Stated goal –
Copy each line where the word "engine" occurs.

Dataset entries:
----------------------------------------

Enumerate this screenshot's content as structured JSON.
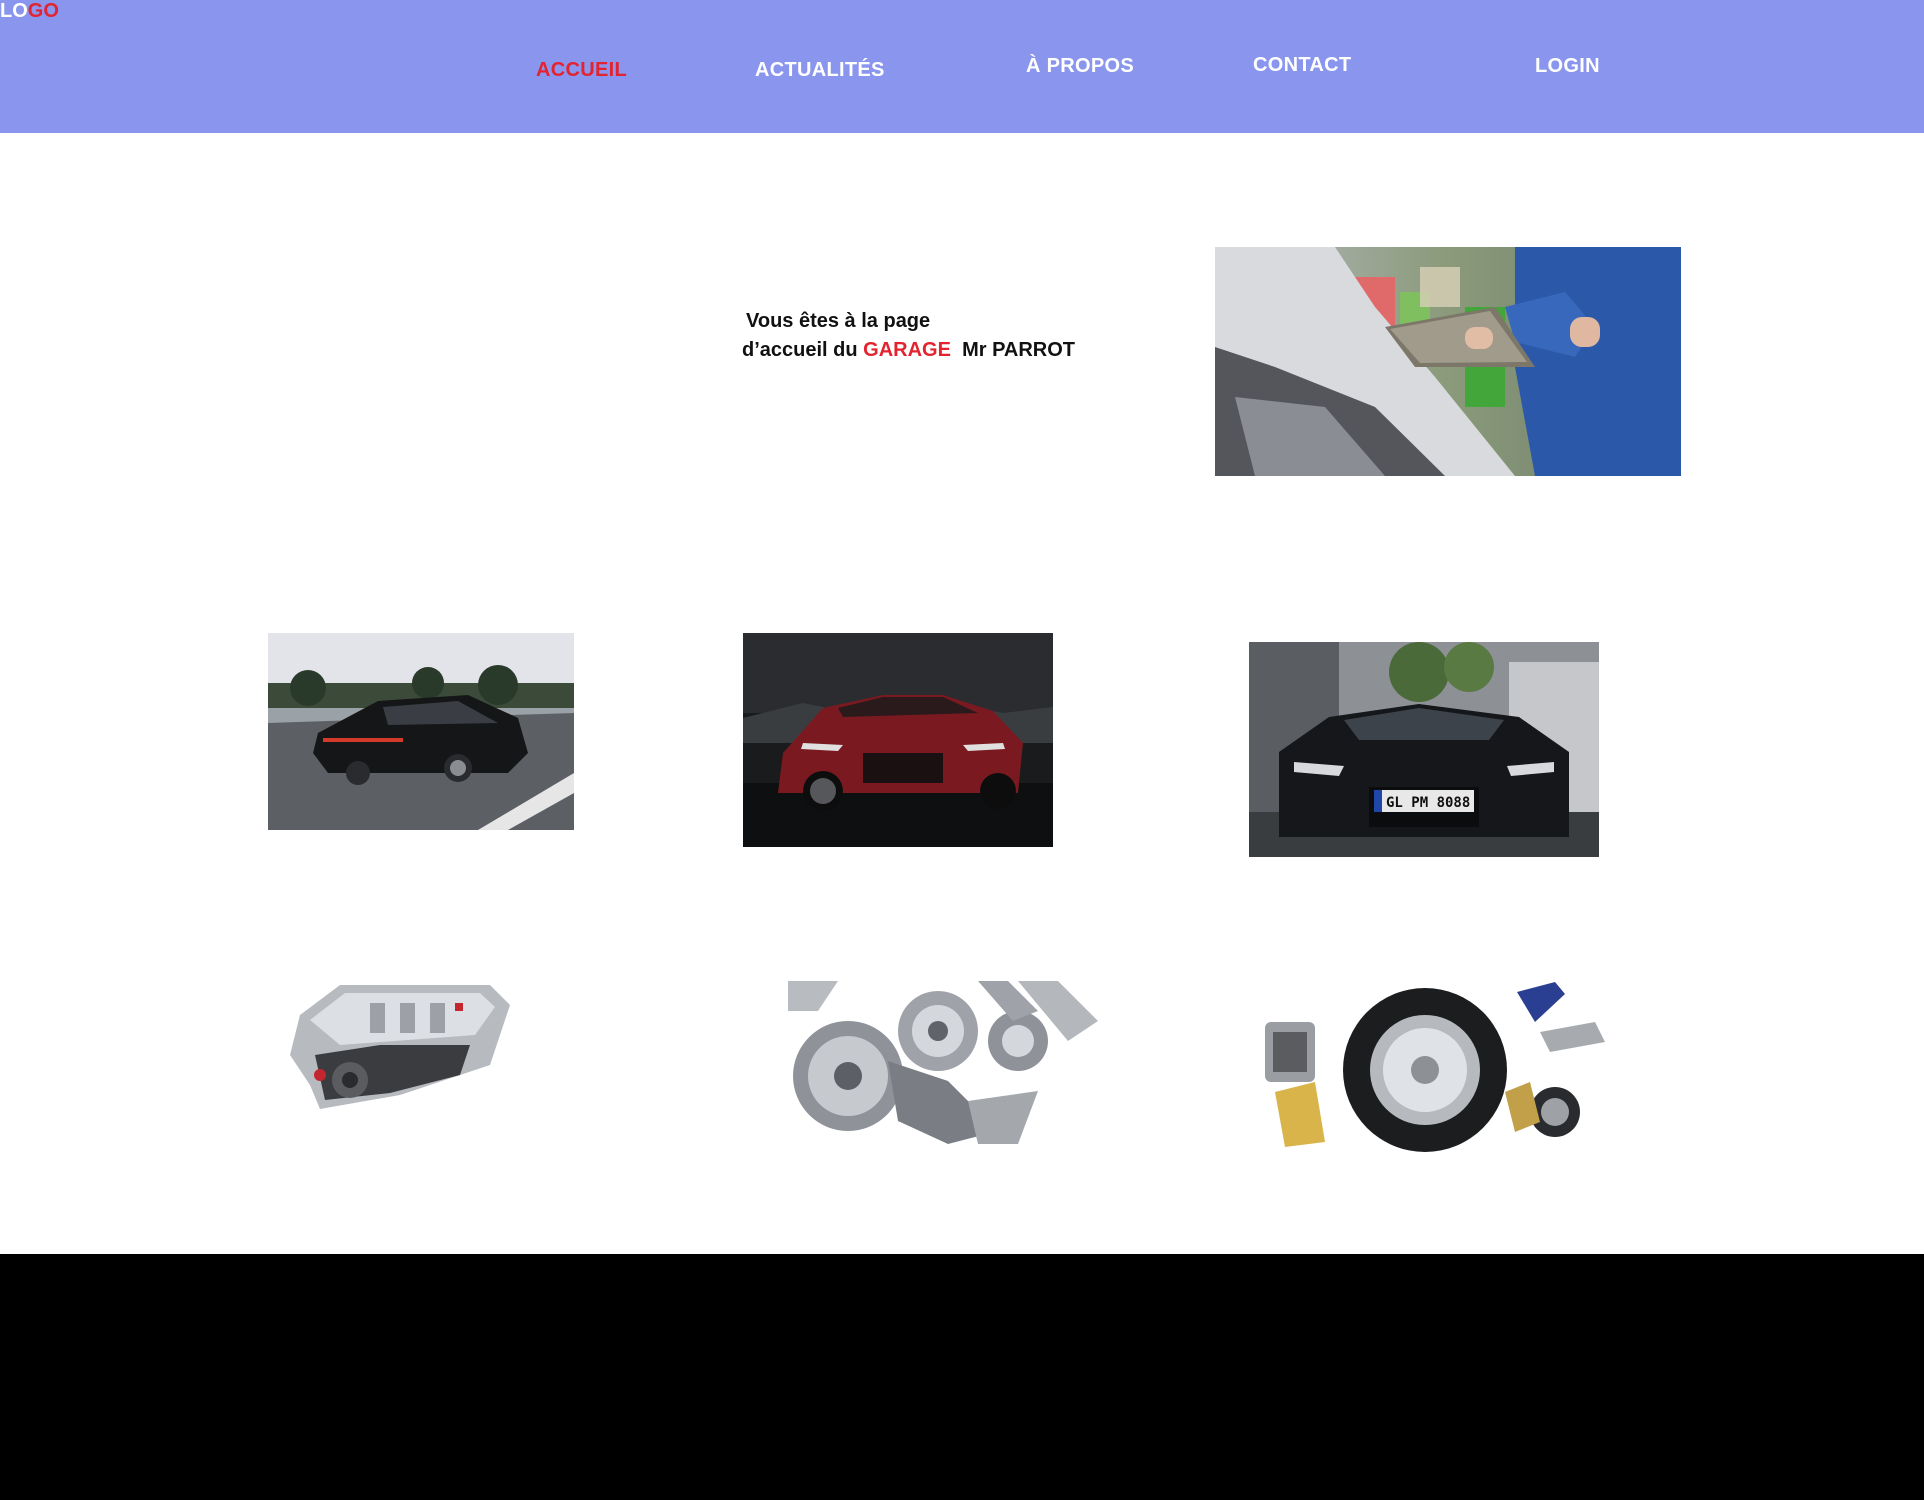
{
  "nav": {
    "logo_part1": "LO",
    "logo_part2": "GO",
    "items": [
      {
        "label": "ACCUEIL"
      },
      {
        "label": "ACTUALITÉS"
      },
      {
        "label": "À PROPOS"
      },
      {
        "label": "CONTACT"
      },
      {
        "label": "LOGIN"
      }
    ]
  },
  "hero": {
    "line1": "Vous êtes à la page",
    "line2_prefix": "d’accueil du ",
    "line2_highlight": "GARAGE",
    "line2_suffix": "  Mr PARROT"
  },
  "colors": {
    "header_bg": "#8a96ee",
    "accent": "#e3232f",
    "footer_bg": "#000000"
  },
  "images": [
    {
      "name": "mechanic-photo"
    },
    {
      "name": "black-sedan-photo"
    },
    {
      "name": "red-sports-car-photo"
    },
    {
      "name": "black-sports-car-photo"
    },
    {
      "name": "engine-block-photo"
    },
    {
      "name": "engine-gears-photo"
    },
    {
      "name": "wheel-and-tools-photo"
    }
  ]
}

----------------------------------------

Final result –
      "name": "engine-block-photo"
      "name": "engine-gears-photo"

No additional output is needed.